[Data entries for graphics]
====

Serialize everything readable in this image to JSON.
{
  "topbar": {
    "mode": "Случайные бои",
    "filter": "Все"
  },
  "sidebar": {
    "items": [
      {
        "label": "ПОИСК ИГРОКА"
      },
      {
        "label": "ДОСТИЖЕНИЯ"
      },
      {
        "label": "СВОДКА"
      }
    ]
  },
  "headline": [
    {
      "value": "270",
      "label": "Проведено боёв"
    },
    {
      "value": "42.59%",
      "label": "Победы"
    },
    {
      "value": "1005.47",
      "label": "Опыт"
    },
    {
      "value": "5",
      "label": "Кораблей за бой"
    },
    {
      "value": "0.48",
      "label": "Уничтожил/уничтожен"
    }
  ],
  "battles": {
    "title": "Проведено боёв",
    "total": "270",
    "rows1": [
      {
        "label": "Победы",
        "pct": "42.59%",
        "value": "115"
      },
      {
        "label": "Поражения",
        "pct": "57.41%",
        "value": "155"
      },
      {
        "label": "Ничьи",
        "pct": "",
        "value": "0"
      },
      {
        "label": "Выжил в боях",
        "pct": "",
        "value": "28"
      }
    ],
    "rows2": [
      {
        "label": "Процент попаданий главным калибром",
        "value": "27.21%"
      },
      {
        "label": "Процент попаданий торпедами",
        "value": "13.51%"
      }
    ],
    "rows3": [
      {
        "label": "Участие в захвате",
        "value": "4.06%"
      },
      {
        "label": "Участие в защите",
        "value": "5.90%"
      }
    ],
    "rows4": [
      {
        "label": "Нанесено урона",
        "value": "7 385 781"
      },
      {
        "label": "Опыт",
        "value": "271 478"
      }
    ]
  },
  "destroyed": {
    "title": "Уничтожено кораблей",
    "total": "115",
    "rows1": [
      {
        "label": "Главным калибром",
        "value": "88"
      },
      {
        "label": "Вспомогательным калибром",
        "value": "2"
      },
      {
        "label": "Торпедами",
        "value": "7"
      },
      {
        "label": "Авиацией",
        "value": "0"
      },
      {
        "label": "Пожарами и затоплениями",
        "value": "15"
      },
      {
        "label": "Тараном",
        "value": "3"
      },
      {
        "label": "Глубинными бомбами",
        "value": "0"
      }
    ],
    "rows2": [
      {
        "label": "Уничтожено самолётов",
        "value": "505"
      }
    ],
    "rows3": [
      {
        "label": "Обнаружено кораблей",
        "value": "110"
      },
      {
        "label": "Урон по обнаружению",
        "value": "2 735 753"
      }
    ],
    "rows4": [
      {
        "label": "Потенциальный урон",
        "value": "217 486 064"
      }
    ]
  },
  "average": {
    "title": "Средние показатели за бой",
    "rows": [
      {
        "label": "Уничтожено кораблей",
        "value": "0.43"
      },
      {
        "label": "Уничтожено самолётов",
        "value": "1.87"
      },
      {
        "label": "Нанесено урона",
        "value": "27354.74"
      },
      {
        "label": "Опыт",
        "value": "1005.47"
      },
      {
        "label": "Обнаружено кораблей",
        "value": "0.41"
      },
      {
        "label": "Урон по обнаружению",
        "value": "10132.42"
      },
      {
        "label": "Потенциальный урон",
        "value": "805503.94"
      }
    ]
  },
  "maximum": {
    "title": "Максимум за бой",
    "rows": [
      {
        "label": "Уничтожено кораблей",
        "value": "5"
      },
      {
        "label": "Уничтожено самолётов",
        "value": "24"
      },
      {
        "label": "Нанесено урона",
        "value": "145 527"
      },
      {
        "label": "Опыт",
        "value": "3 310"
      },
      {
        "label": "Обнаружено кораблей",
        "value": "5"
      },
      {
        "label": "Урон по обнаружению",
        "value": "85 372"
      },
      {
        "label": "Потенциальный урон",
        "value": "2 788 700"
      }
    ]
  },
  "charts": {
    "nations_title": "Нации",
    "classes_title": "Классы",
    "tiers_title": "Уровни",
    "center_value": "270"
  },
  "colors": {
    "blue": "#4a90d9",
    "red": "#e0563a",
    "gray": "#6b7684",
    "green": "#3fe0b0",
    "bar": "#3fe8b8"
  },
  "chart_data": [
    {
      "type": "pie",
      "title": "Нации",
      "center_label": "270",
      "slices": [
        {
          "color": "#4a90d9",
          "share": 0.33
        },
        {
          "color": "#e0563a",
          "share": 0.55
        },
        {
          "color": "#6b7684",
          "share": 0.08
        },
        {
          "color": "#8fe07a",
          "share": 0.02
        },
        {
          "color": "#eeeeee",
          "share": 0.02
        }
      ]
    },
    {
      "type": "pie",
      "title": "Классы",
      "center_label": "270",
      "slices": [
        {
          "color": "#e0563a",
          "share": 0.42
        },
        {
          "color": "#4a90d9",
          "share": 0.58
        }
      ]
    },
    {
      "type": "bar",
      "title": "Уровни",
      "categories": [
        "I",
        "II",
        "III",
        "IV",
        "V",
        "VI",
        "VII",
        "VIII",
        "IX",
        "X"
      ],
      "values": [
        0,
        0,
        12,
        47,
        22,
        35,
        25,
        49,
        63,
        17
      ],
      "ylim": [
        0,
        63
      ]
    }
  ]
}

====

> _WORK REQUIRED_:
Look through the entries above. Extract each line with the word "Процент".

> _ANSWER IN FULL_:
        "label": "Процент попаданий главным калибром",
        "label": "Процент попаданий торпедами",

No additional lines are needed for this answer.